=== PASSAGE TO READ ===
******
B. Borrowers desire to consummate, and Lender is willing to consent to,
the "Transactions" (as hereinafter defined), all on the terms and conditions set
forth in this Amendment.
C. This Amendment shall constitute a Loan Document and these Recitals
shall be construed as part of this Amendment; capitalized terms used herein
without definition are so used as defined in Annex A to the Credit Agreement.
NOW, THEREFORE, in consideration of the premises and the mutual covenants
hereinafter contained, the parties hereto agree as follows:
1. Request. Borrowers hereby request that Lender consent to: (a) Ringer's
creation of a wholly-owed Subsidiary of Ringer to be merged with and into SRI,
with SRI remaining as the surviving corporation and a wholly-owned Subsidiary of
Ringer; (1,) SRI's maintenance of (i) the Fremont Loan and (ii) all other
Indebtedness of SRI outstanding and in effect as of the date hereof (the "Other
Debt"); and (c) the changing of each Borrower's and SRI's Fiscal Year to
December 31 (collectively the "Transactions").
******
=== Spatial layout data ===

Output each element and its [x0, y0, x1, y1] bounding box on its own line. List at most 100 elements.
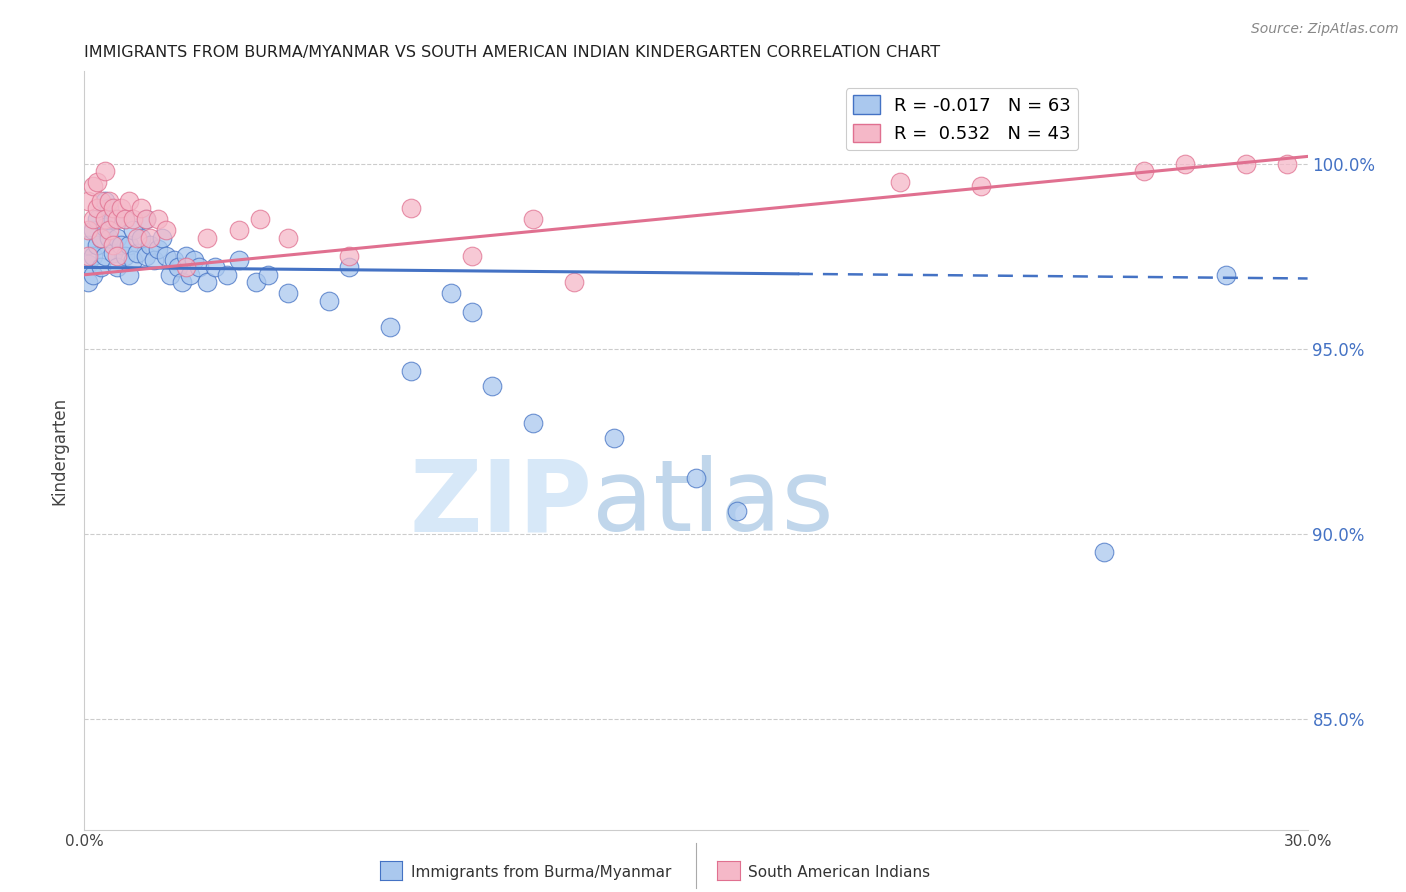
Point [183, 252, 205, 267]
Point [159, 268, 181, 282]
Point [522, 212, 544, 227]
Point [82, 212, 104, 227]
Point [217, 268, 239, 282]
Text: atlas: atlas [592, 455, 834, 552]
Point [172, 275, 194, 289]
Point [318, 293, 340, 308]
Point [150, 231, 173, 245]
Point [122, 212, 145, 227]
Point [110, 238, 132, 252]
Point [204, 260, 226, 275]
Point [135, 249, 157, 263]
Point [101, 212, 124, 227]
Text: Immigrants from Burma/Myanmar: Immigrants from Burma/Myanmar [411, 865, 671, 880]
Point [97, 194, 120, 208]
Point [97, 201, 120, 215]
Point [86, 238, 108, 252]
Point [228, 252, 250, 267]
Y-axis label: Kindergarten: Kindergarten [51, 396, 69, 505]
Point [1277, 157, 1299, 171]
Point [97, 231, 120, 245]
Point [131, 231, 153, 245]
Point [562, 275, 585, 289]
Point [155, 223, 177, 237]
Point [93, 219, 115, 234]
Point [167, 260, 190, 275]
Point [90, 194, 112, 208]
Point [127, 231, 149, 245]
Point [481, 378, 503, 392]
Point [440, 286, 463, 301]
Point [131, 201, 153, 215]
Point [142, 252, 165, 267]
Point [277, 231, 299, 245]
Text: IMMIGRANTS FROM BURMA/MYANMAR VS SOUTH AMERICAN INDIAN KINDERGARTEN CORRELATION : IMMIGRANTS FROM BURMA/MYANMAR VS SOUTH A… [84, 45, 941, 61]
Point [245, 275, 267, 289]
Point [86, 175, 108, 189]
Point [77, 194, 100, 208]
Point [339, 249, 361, 263]
Text: ZIP: ZIP [409, 455, 592, 552]
Point [122, 223, 145, 237]
Point [77, 249, 100, 263]
Point [105, 249, 128, 263]
Point [93, 164, 115, 178]
Point [110, 201, 132, 215]
Point [118, 194, 141, 208]
Point [257, 268, 280, 282]
Point [93, 194, 115, 208]
Point [105, 260, 128, 275]
Point [174, 260, 197, 275]
Point [101, 245, 124, 260]
Point [187, 260, 209, 275]
Point [93, 212, 115, 227]
Point [179, 268, 201, 282]
Point [1092, 545, 1115, 559]
Point [339, 260, 361, 275]
Point [155, 249, 177, 263]
Point [82, 268, 104, 282]
Point [399, 201, 422, 215]
Point [90, 231, 112, 245]
Point [93, 249, 115, 263]
Point [77, 238, 100, 252]
Point [461, 305, 484, 319]
Point [86, 212, 108, 227]
Point [122, 252, 145, 267]
Point [138, 238, 160, 252]
Point [77, 223, 100, 237]
Point [1133, 164, 1156, 178]
Point [101, 238, 124, 252]
Point [77, 275, 100, 289]
Point [380, 319, 402, 334]
Point [277, 286, 299, 301]
Point [146, 212, 169, 227]
Point [889, 175, 911, 189]
Point [522, 416, 544, 430]
Point [970, 179, 993, 194]
Point [114, 249, 136, 263]
Point [174, 249, 197, 263]
Point [82, 223, 104, 237]
Point [118, 238, 141, 252]
Point [135, 212, 157, 227]
Point [195, 275, 218, 289]
Text: Source: ZipAtlas.com: Source: ZipAtlas.com [1251, 22, 1399, 37]
Point [114, 212, 136, 227]
Point [90, 260, 112, 275]
Point [86, 201, 108, 215]
Point [163, 252, 186, 267]
Point [249, 212, 271, 227]
Point [77, 257, 100, 271]
Point [118, 268, 141, 282]
Point [101, 201, 124, 215]
Point [105, 231, 128, 245]
Point [135, 212, 157, 227]
Point [461, 249, 484, 263]
Point [82, 179, 104, 194]
Point [228, 223, 250, 237]
Point [105, 212, 128, 227]
Point [685, 471, 707, 485]
Point [725, 504, 748, 518]
Point [1236, 157, 1258, 171]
******
=== REQUIRED WORK ===
1. Decide whether each statement below agrees with the loan amendment excerpt, answering yes or no and quoting the exact words of the excerpt that settle it. (a) Capitalized terms used without definition take their meaning from Annex A to the Credit Agreement. (b) The Borrowers ask to change the Fiscal Year to June 30. (c) After the merger, SRI stays on as the surviving corporation.
2. Write the next passage of the loan amendment excerpt, starting after its last sentence shown and keeping its style.

=== THE ANSWERS ===
1.
(a) Yes: "capitalized terms used herein without definition are so used as defined in Annex A to the Credit Agreement"
(b) No: "the changing of each Borrower's and SRI's Fiscal Year to December 31"
(c) Yes: "with SRI remaining as the surviving corporation"

2.
2. Consent. Subject to the conditions set forth in this Amendment,
Lender hereby consents to the Transactions; provided that: (a) the Fremont Loan
shall be refinanced in full on or prior to April 30, 1998; (b) Lender shall have
the right, at its sole discretion, but not an obligation, to refinance the
Fremont Loan and no Person shall enter into any agreement or understanding with
any other Person to provide such refinancing without first offering such
opportunity to Lender and Lender having declined such opportunity; (c) except as
may be granted to Lender, no Stock of SRI shall at any time be subject to any
Lien; (d) after the consummation of the Transactions, all Financial Statements
of Ringer shall be provided on a consolidated and consolidating basis; (e) SRI
shall not be considered a Subsidiary of Ringer for purposes of calculating
Borrowers' compliance with the Financial Covenants set forth in Annex G to the
Credit Agreement; (f) no Credit Party shall advance to SRI, or cause or permit
to be advanced to SRI, and SRI shall not incur, any intercompany Indebtedness of
whatsoever nature; (g) no Credit Party shall incur, or cause or permit to be
incurred, any Guaranteed Indebtedness in respect of any Indebtedness or other
obligation of SRI of whatsoever nature; (h) no Credit Party shall make, or cause
or permit to be made, any investment in SRI of whatsoever nature; and (i) SRI
shall at no time incur or otherwise assume any Indebtedness or Guaranteed
Indebtedness in addition to the Fremont Loan and the Other Debt.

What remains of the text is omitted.